== WHAT IS EXPECTED ==
Determine how many lines include the string "text". Output that number only.
------ LISTED ENTRIES
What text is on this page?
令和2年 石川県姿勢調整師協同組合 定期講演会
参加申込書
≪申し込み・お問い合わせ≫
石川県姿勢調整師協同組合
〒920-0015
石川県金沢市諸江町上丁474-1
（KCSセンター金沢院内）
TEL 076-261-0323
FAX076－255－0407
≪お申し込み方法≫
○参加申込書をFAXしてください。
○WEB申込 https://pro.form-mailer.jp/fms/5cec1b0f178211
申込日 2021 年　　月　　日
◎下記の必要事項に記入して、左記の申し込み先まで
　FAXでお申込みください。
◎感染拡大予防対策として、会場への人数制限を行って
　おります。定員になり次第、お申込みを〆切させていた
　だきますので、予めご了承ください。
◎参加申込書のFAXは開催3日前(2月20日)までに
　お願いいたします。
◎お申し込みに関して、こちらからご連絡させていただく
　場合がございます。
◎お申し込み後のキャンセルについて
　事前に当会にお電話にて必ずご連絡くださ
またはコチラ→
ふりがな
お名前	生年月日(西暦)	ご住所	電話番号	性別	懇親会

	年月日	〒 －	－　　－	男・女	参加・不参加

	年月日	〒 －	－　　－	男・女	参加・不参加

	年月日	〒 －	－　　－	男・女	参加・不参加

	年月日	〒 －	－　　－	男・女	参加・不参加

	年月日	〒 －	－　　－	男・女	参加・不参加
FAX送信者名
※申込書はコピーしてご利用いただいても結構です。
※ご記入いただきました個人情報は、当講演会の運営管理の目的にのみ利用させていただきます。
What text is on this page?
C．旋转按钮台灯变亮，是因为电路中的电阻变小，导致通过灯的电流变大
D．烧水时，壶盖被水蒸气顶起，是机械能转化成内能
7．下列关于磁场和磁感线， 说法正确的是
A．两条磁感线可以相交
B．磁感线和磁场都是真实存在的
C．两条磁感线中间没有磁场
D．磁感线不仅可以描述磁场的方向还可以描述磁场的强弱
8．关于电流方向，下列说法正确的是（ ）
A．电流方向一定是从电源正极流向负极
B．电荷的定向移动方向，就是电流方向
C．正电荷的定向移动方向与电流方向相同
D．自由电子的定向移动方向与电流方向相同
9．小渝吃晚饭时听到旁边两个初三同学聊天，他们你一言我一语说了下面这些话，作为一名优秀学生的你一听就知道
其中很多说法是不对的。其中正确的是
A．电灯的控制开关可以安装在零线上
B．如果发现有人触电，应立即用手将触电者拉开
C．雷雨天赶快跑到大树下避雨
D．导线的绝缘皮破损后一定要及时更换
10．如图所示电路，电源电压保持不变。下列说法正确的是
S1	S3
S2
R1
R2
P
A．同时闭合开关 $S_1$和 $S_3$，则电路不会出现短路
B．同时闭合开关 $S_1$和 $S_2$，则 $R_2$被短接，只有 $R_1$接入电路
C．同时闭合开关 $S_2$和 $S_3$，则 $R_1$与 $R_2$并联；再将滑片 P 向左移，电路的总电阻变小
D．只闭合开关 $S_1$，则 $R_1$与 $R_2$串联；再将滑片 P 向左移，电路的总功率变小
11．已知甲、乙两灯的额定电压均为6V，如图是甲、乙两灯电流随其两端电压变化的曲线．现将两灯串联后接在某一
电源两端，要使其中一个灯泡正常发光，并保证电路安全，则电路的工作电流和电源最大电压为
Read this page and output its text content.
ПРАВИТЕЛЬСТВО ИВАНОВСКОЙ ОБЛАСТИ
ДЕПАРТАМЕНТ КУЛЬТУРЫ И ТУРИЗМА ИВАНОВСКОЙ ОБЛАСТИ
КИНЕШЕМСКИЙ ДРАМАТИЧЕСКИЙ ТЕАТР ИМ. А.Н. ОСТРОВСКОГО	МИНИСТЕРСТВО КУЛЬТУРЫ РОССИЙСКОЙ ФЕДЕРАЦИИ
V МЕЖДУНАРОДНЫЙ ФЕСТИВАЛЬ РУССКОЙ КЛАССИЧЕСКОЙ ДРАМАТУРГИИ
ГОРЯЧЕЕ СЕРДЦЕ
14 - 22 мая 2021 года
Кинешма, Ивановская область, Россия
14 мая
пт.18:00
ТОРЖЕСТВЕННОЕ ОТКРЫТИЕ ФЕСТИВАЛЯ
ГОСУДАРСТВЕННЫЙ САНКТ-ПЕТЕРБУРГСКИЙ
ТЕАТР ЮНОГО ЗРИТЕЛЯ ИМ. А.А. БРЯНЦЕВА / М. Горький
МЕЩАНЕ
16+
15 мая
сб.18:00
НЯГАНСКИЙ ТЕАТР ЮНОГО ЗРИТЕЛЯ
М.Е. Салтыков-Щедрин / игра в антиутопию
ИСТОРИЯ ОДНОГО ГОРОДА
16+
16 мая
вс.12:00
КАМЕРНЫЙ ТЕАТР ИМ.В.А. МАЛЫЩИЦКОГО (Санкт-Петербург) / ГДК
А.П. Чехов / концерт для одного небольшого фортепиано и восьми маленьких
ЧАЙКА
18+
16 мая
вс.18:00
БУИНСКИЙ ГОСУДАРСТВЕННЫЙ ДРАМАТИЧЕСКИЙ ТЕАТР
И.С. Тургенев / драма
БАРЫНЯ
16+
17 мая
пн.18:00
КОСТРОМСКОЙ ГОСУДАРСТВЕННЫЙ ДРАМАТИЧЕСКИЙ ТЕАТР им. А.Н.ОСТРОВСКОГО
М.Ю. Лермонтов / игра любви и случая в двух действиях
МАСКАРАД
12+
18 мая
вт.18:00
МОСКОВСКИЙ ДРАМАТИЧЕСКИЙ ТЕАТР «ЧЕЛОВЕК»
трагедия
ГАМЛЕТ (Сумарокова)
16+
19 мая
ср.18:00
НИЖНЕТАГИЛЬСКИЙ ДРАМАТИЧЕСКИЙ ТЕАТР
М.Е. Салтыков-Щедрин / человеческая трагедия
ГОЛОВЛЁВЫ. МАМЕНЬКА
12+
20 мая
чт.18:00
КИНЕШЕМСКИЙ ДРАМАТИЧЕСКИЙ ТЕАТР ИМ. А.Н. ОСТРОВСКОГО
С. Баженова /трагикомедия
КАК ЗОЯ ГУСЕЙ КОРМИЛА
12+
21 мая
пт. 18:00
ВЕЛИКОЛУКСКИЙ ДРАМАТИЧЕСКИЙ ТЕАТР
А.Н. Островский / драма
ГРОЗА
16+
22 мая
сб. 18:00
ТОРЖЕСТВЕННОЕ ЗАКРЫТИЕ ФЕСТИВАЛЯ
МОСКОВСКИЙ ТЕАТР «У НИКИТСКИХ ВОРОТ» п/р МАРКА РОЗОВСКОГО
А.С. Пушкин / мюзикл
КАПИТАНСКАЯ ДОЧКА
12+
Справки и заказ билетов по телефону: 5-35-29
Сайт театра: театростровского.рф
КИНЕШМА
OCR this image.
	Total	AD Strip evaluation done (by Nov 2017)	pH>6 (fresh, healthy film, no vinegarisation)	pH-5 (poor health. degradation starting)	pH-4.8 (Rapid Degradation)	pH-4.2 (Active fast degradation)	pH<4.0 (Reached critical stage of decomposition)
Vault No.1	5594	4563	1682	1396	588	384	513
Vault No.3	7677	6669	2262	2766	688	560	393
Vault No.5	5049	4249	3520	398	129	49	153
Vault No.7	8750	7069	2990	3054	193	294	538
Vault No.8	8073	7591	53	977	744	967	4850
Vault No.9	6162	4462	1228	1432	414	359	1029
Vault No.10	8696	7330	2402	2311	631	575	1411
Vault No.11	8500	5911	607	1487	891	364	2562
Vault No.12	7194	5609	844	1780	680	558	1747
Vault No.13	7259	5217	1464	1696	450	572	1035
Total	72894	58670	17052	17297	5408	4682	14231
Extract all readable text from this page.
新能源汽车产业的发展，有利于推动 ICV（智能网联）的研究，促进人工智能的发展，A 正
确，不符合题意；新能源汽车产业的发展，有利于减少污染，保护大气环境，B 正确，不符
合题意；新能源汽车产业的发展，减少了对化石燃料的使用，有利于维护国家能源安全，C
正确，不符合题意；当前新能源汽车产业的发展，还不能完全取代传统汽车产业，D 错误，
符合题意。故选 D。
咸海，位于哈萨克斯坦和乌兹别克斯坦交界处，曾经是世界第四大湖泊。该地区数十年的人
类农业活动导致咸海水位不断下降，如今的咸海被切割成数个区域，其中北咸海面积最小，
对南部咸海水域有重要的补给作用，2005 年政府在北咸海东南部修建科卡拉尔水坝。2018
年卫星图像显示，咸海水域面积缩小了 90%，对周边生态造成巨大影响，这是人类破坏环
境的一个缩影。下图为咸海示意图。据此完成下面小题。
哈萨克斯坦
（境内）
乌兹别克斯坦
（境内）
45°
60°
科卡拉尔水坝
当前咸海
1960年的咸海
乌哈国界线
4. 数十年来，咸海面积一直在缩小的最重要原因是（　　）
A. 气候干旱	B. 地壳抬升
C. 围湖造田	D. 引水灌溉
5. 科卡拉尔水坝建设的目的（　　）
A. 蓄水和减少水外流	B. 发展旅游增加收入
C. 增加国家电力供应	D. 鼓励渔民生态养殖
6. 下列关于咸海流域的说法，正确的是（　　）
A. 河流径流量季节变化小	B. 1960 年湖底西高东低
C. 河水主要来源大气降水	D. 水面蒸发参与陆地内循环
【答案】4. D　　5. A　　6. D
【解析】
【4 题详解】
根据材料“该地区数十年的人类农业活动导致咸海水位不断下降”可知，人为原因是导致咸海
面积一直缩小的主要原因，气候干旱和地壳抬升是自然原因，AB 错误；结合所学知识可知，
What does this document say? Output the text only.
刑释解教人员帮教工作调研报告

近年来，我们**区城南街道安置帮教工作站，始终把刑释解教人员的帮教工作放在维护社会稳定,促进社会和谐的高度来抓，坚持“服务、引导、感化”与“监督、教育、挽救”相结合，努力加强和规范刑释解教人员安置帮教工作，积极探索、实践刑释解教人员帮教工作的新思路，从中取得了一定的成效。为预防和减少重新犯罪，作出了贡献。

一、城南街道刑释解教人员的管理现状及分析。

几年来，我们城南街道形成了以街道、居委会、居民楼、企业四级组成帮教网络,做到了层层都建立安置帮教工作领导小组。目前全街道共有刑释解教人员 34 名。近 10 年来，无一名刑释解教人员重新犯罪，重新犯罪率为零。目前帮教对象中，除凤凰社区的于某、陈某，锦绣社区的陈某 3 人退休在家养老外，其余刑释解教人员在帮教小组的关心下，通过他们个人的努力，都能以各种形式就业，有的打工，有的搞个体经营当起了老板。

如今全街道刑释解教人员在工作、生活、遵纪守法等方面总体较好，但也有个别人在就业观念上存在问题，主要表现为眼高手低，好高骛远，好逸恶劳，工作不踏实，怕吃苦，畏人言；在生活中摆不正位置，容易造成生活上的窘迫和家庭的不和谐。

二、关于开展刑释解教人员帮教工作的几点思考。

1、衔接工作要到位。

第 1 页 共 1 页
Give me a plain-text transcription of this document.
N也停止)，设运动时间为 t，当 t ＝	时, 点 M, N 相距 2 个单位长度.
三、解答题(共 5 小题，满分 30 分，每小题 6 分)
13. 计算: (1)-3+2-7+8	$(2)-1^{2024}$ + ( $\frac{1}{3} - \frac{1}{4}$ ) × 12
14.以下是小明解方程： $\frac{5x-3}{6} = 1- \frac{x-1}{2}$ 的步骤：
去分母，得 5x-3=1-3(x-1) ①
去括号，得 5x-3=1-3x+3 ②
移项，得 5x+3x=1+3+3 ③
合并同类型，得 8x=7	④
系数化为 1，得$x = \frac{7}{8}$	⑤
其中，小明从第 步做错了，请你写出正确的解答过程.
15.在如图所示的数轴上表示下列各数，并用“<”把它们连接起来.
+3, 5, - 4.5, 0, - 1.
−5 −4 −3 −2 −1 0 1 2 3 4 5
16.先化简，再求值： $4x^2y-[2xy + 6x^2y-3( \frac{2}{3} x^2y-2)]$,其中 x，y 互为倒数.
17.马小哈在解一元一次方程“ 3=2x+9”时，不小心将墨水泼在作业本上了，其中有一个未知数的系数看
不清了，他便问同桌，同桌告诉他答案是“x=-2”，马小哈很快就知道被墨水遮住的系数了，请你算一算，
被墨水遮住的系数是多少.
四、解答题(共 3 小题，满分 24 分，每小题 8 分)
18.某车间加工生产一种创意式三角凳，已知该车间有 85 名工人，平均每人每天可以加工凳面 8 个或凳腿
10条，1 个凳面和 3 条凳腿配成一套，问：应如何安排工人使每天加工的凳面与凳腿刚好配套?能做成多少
------------
== TASK ANSWER ==
6